-- Start Supplied information --
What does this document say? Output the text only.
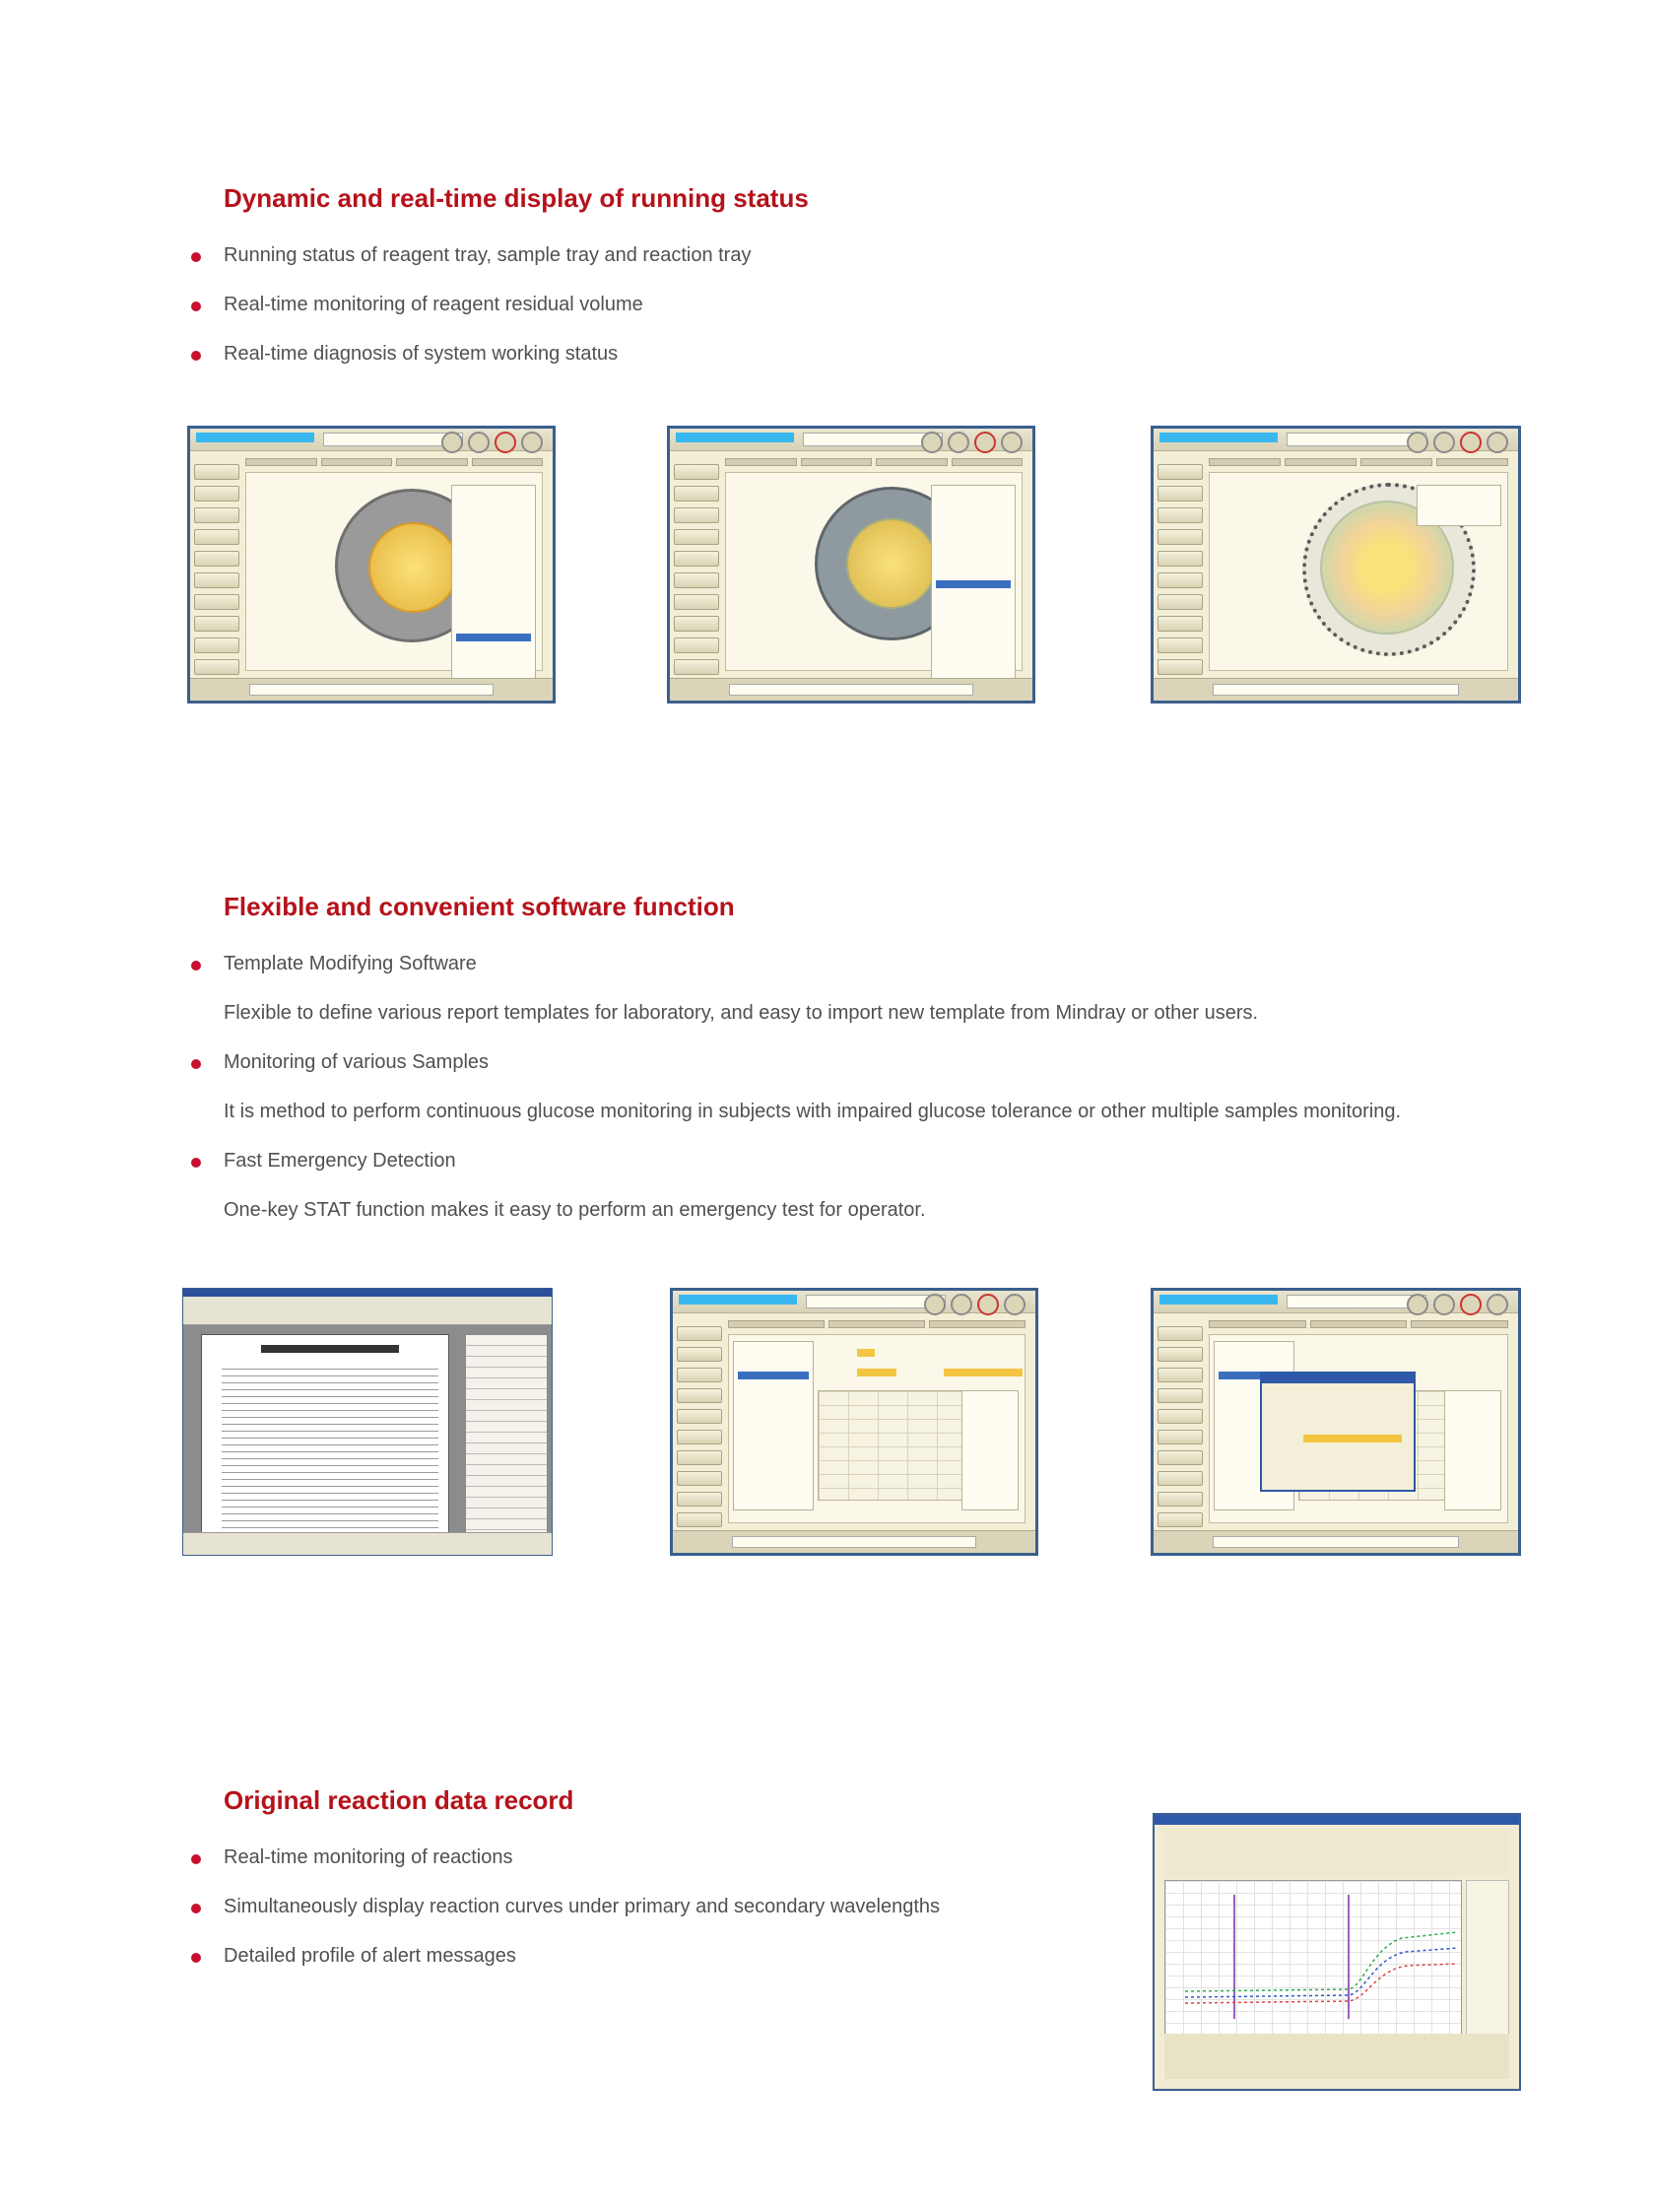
Dynamic and real-time display of running status
Running status of reagent tray, sample tray and reaction tray
Real-time monitoring of reagent residual volume
Real-time diagnosis of system working status
Flexible and convenient software function
Template Modifying Software
Flexible to define various report templates for laboratory, and easy to import new template from Mindray or other users.
Monitoring of various Samples
It is method to perform continuous glucose monitoring in subjects with impaired glucose tolerance or other multiple samples monitoring.
Fast Emergency Detection
One-key STAT function makes it easy to perform an emergency test for operator.
Original reaction data record
Real-time monitoring of reactions
Simultaneously display reaction curves under primary and secondary wavelengths
Detailed profile of alert messages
-- End Supplied information --
Exclude the images and reproduce the remaining data exactly.

Response ▸
What does this document say? Output the text only.
Dynamic and real-time display of running status
Running status of reagent tray, sample tray and reaction tray
Real-time monitoring of reagent residual volume
Real-time diagnosis of system working status
Flexible and convenient software function
Template Modifying Software
Flexible to define various report templates for laboratory, and easy to import new template from Mindray or other users.
Monitoring of various Samples
It is method to perform continuous glucose monitoring in subjects with impaired glucose tolerance or other multiple samples monitoring.
Fast Emergency Detection
One-key STAT function makes it easy to perform an emergency test for operator.
Original reaction data record
Real-time monitoring of reactions
Simultaneously display reaction curves under primary and secondary wavelengths
Detailed profile of alert messages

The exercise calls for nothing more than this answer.